## TAREA
Actualiza el fragmento del texto de referencia que va desde "Las frías aguas" hasta "el pasado noviembre.", ambos incluidos, y escríbelo de nuevo sustituyendo "cámara en ristre" por "cámara en mano".

=== TEXTO DE REFERENCIA ===

En la Coruña, ante el Domus, unas placas recuerdan a los 22 pequeños héroes gallegos. Algunos entre aquellos huérfanos llegaron a dar su vida para salvar a la de otros ante la varicela, la enfermedad que más muertes causó en la historia de la Humanidad

Fuente: http://www.gciencia.com/historias-gc/os-22-orfos-coruneses-que-levaron-vacina-da-variola-america/

martes, 7 de enero de 2014

La vida oculta de las rías gallegas

Las frías aguas de las rías gallegas no son el lugar más adecuado para hacer largas esperas subacuáticas, cámara en ristre. Pero es tal la riqueza que esconden y tan interesantes las cosas que ocurren en ellas que el sacrificio siempre tiene recompensa. ¿Cuántas horas habrá pasado Jorge Candán bajo el mar para grabar los 52 minutos de su documental Mar de un bosque encantado? “Miles”, responde sin necesidad de hacer cuentas. El premio puede ser el plano de un apareamiento de una pareja de pulpos o una escena de camuflaje animal. O, ya en grande, todo un premio del Festival Internacional de Cine Submarino de San Sebastián, como el que recibió este vigués afincado en Boiro el pasado noviembre.

=== DATOS SIN PROCESAR ===

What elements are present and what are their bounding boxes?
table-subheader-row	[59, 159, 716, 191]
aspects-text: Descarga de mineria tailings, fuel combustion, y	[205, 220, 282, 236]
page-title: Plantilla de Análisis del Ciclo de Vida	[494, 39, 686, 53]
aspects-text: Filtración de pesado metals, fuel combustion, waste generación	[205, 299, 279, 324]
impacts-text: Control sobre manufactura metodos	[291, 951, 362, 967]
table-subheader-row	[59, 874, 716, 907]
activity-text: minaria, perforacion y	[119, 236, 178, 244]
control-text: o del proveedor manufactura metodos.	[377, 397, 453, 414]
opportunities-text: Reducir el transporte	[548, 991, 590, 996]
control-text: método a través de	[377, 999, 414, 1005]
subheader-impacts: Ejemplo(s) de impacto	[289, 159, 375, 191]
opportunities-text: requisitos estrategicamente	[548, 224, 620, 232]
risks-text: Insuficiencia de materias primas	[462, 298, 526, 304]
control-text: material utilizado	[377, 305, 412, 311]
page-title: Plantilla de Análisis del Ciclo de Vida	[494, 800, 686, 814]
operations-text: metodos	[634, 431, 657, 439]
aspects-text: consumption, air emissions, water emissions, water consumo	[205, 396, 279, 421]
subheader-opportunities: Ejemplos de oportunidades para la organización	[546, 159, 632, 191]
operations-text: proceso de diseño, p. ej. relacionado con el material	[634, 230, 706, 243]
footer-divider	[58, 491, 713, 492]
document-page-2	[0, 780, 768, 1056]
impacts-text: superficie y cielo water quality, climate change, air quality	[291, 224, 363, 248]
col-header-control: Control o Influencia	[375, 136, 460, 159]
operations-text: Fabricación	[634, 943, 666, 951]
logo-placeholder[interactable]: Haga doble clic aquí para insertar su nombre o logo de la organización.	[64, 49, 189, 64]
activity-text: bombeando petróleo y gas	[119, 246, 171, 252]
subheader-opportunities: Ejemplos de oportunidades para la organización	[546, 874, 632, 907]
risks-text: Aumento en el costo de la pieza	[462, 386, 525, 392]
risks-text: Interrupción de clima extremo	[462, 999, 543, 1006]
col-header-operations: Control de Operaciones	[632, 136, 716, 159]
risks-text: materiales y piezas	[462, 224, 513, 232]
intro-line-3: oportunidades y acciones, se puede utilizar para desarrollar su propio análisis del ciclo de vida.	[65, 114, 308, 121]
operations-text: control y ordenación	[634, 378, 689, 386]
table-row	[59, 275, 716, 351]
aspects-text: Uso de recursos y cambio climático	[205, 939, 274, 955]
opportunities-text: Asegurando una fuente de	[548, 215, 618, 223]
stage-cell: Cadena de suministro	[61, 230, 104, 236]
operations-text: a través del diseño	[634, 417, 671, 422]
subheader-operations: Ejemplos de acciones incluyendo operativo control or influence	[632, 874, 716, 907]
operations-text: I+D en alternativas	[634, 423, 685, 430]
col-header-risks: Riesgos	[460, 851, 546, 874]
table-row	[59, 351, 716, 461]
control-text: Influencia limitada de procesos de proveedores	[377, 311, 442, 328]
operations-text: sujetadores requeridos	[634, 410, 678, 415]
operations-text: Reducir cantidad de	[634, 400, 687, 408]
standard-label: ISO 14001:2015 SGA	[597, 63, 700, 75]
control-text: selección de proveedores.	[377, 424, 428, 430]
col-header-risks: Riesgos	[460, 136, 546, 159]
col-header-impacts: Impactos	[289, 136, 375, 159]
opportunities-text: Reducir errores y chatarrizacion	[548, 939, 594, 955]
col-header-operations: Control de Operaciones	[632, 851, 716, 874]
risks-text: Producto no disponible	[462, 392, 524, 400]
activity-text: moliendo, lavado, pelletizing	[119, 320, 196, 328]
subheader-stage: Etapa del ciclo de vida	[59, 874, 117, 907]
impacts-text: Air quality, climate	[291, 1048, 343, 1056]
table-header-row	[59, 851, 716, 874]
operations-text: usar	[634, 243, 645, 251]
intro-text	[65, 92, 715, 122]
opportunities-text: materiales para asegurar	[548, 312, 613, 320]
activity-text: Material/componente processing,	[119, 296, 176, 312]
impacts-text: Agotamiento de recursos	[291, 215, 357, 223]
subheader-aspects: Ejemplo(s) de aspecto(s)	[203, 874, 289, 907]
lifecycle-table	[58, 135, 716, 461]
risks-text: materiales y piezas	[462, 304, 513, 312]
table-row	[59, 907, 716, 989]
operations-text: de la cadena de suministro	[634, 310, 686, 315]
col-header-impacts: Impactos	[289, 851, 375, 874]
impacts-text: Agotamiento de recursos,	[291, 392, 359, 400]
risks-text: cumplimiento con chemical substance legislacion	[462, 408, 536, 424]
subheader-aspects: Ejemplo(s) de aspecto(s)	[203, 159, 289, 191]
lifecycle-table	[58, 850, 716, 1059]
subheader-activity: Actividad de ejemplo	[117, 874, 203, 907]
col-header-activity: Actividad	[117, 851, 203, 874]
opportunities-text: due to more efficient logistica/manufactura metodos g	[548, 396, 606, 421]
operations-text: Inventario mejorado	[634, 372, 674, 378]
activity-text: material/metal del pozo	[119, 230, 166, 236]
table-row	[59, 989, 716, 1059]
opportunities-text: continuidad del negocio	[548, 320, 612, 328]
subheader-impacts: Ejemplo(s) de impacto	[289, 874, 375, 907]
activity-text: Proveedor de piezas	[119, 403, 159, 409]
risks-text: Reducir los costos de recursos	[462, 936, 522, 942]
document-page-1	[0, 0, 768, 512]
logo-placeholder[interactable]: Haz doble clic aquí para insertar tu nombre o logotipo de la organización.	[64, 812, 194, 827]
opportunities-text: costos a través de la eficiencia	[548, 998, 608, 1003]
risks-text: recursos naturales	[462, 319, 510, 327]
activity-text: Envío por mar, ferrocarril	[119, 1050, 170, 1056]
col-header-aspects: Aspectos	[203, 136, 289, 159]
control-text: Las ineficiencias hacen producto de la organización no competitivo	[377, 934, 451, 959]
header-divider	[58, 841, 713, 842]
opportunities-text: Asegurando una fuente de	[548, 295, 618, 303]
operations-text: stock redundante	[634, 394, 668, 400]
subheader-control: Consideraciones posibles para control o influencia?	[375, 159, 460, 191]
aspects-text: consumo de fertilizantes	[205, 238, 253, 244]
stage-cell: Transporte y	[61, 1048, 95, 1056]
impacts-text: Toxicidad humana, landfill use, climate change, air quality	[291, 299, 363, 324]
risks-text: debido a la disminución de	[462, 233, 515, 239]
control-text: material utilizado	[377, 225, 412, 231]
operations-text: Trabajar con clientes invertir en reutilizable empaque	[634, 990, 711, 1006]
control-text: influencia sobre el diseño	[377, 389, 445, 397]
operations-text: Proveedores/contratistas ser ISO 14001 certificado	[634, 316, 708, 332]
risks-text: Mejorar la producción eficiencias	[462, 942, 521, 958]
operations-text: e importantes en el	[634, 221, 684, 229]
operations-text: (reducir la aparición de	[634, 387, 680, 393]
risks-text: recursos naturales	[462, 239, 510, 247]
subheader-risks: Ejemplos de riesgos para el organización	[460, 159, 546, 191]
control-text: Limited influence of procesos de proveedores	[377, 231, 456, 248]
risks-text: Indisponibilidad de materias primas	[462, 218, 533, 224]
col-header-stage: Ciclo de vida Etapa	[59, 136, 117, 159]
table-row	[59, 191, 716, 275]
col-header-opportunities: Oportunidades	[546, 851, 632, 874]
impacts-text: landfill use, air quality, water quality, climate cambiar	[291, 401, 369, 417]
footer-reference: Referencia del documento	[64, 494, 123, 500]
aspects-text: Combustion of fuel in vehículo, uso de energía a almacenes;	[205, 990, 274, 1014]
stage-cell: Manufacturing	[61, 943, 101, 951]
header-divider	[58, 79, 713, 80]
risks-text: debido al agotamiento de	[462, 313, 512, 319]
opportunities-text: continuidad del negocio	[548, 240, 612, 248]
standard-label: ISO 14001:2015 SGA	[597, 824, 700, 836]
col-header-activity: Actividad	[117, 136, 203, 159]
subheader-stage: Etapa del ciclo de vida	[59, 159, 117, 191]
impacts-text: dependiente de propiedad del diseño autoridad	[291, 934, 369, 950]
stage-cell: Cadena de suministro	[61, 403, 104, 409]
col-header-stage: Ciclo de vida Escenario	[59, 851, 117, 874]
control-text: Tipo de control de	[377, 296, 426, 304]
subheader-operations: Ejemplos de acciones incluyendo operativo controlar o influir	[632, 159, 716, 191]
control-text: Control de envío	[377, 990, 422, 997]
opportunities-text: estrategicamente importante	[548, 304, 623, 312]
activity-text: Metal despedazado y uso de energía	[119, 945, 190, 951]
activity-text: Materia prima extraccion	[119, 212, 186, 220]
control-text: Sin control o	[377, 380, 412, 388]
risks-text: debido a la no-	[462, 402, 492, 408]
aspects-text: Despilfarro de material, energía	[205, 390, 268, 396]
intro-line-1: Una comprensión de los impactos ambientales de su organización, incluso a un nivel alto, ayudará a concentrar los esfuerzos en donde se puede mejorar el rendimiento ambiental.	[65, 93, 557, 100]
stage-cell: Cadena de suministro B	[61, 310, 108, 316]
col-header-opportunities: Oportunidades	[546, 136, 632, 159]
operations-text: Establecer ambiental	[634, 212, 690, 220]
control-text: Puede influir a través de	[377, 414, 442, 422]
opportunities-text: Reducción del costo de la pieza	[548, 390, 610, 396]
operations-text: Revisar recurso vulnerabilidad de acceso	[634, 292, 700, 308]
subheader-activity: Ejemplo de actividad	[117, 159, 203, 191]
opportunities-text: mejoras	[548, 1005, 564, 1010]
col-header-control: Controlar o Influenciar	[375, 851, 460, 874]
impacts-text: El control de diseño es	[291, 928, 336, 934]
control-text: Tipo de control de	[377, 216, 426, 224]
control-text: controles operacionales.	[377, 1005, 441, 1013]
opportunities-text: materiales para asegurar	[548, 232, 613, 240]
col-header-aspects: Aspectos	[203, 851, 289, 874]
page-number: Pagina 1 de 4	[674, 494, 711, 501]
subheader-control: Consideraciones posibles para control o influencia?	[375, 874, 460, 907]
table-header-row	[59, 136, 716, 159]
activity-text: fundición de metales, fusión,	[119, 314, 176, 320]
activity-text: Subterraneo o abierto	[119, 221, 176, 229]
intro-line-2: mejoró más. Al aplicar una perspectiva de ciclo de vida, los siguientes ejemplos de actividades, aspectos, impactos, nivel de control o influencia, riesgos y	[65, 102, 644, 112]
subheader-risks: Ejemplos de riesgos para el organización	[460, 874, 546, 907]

===

## RESPUESTA ESCRITA
Las frías aguas de las rías gallegas no son el lugar más adecuado para hacer largas esperas subacuáticas, cámara en mano. Pero es tal la riqueza que esconden y tan interesantes las cosas que ocurren en ellas que el sacrificio siempre tiene recompensa. ¿Cuántas horas habrá pasado Jorge Candán bajo el mar para grabar los 52 minutos de su documental Mar de un bosque encantado? “Miles”, responde sin necesidad de hacer cuentas. El premio puede ser el plano de un apareamiento de una pareja de pulpos o una escena de camuflaje animal. O, ya en grande, todo un premio del Festival Internacional de Cine Submarino de San Sebastián, como el que recibió este vigués afincado en Boiro el pasado noviembre.